» **WHAT TO DO**:
Print the data that follows exactly.

» **RECORDS**:
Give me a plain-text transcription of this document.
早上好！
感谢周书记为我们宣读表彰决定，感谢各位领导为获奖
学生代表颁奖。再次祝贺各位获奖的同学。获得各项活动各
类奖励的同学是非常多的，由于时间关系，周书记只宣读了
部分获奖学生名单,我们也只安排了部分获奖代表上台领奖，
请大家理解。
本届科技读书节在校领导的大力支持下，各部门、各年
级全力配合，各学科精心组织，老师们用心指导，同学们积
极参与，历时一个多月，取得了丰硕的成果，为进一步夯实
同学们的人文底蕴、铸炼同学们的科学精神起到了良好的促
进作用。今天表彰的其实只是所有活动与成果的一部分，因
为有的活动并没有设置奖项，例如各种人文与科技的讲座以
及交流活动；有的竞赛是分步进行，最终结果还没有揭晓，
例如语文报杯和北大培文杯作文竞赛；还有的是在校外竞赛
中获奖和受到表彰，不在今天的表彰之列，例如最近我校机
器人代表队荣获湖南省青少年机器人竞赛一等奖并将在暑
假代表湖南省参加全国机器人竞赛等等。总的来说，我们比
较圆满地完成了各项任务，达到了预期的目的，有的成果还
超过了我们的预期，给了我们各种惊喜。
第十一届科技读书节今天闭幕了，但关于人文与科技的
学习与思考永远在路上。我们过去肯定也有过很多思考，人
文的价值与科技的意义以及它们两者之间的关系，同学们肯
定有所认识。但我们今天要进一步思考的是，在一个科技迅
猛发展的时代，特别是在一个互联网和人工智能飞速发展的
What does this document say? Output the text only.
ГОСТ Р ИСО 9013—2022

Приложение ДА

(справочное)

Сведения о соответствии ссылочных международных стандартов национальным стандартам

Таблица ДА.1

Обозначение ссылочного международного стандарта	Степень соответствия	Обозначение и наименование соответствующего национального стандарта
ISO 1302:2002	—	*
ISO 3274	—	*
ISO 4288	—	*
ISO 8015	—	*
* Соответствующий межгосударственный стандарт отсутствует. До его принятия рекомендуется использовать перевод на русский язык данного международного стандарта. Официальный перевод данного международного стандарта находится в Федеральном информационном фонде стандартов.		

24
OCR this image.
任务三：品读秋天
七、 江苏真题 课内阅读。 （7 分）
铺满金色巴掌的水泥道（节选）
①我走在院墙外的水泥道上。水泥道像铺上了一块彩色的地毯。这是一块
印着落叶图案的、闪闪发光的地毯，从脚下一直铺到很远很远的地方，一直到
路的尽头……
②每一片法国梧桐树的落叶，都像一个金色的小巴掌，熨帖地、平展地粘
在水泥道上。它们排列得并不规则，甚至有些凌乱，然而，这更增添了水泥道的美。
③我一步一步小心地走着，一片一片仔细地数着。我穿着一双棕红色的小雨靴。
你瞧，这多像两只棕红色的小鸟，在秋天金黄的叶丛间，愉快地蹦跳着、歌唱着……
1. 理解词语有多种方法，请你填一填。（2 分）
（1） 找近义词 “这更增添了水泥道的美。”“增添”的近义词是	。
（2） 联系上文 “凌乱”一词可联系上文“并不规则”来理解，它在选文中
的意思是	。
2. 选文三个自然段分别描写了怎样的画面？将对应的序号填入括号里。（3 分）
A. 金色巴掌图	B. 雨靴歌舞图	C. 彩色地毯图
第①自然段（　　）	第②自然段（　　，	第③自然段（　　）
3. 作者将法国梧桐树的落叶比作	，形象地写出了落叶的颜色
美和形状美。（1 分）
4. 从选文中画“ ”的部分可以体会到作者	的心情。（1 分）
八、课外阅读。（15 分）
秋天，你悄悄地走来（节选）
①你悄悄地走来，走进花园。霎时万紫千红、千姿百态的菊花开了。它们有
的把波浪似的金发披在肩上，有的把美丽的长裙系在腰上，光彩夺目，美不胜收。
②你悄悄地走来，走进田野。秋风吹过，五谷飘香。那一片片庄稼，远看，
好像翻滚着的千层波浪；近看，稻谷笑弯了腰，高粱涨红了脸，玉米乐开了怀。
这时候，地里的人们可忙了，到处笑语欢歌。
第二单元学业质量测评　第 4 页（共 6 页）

» **WRITTEN SOLUTION**:
Give me a plain-text transcription of this document.
早上好！
感谢周书记为我们宣读表彰决定，感谢各位领导为获奖
学生代表颁奖。再次祝贺各位获奖的同学。获得各项活动各
类奖励的同学是非常多的，由于时间关系，周书记只宣读了
部分获奖学生名单,我们也只安排了部分获奖代表上台领奖，
请大家理解。
本届科技读书节在校领导的大力支持下，各部门、各年
级全力配合，各学科精心组织，老师们用心指导，同学们积
极参与，历时一个多月，取得了丰硕的成果，为进一步夯实
同学们的人文底蕴、铸炼同学们的科学精神起到了良好的促
进作用。今天表彰的其实只是所有活动与成果的一部分，因
为有的活动并没有设置奖项，例如各种人文与科技的讲座以
及交流活动；有的竞赛是分步进行，最终结果还没有揭晓，
例如语文报杯和北大培文杯作文竞赛；还有的是在校外竞赛
中获奖和受到表彰，不在今天的表彰之列，例如最近我校机
器人代表队荣获湖南省青少年机器人竞赛一等奖并将在暑
假代表湖南省参加全国机器人竞赛等等。总的来说，我们比
较圆满地完成了各项任务，达到了预期的目的，有的成果还
超过了我们的预期，给了我们各种惊喜。
第十一届科技读书节今天闭幕了，但关于人文与科技的
学习与思考永远在路上。我们过去肯定也有过很多思考，人
文的价值与科技的意义以及它们两者之间的关系，同学们肯
定有所认识。但我们今天要进一步思考的是，在一个科技迅
猛发展的时代，特别是在一个互联网和人工智能飞速发展的
What does this document say? Output the text only.
ГОСТ Р ИСО 9013—2022

Приложение ДА

(справочное)

Сведения о соответствии ссылочных международных стандартов национальным стандартам

Таблица ДА.1

Обозначение ссылочного международного стандарта	Степень соответствия	Обозначение и наименование соответствующего национального стандарта
ISO 1302:2002	—	*
ISO 3274	—	*
ISO 4288	—	*
ISO 8015	—	*
* Соответствующий межгосударственный стандарт отсутствует. До его принятия рекомендуется использовать перевод на русский язык данного международного стандарта. Официальный перевод данного международного стандарта находится в Федеральном информационном фонде стандартов.		

24
OCR this image.
任务三：品读秋天
七、 江苏真题 课内阅读。 （7 分）
铺满金色巴掌的水泥道（节选）
①我走在院墙外的水泥道上。水泥道像铺上了一块彩色的地毯。这是一块
印着落叶图案的、闪闪发光的地毯，从脚下一直铺到很远很远的地方，一直到
路的尽头……
②每一片法国梧桐树的落叶，都像一个金色的小巴掌，熨帖地、平展地粘
在水泥道上。它们排列得并不规则，甚至有些凌乱，然而，这更增添了水泥道的美。
③我一步一步小心地走着，一片一片仔细地数着。我穿着一双棕红色的小雨靴。
你瞧，这多像两只棕红色的小鸟，在秋天金黄的叶丛间，愉快地蹦跳着、歌唱着……
1. 理解词语有多种方法，请你填一填。（2 分）
（1） 找近义词 “这更增添了水泥道的美。”“增添”的近义词是	。
（2） 联系上文 “凌乱”一词可联系上文“并不规则”来理解，它在选文中
的意思是	。
2. 选文三个自然段分别描写了怎样的画面？将对应的序号填入括号里。（3 分）
A. 金色巴掌图	B. 雨靴歌舞图	C. 彩色地毯图
第①自然段（　　）	第②自然段（　　，	第③自然段（　　）
3. 作者将法国梧桐树的落叶比作	，形象地写出了落叶的颜色
美和形状美。（1 分）
4. 从选文中画“ ”的部分可以体会到作者	的心情。（1 分）
八、课外阅读。（15 分）
秋天，你悄悄地走来（节选）
①你悄悄地走来，走进花园。霎时万紫千红、千姿百态的菊花开了。它们有
的把波浪似的金发披在肩上，有的把美丽的长裙系在腰上，光彩夺目，美不胜收。
②你悄悄地走来，走进田野。秋风吹过，五谷飘香。那一片片庄稼，远看，
好像翻滚着的千层波浪；近看，稻谷笑弯了腰，高粱涨红了脸，玉米乐开了怀。
这时候，地里的人们可忙了，到处笑语欢歌。
第二单元学业质量测评　第 4 页（共 6 页）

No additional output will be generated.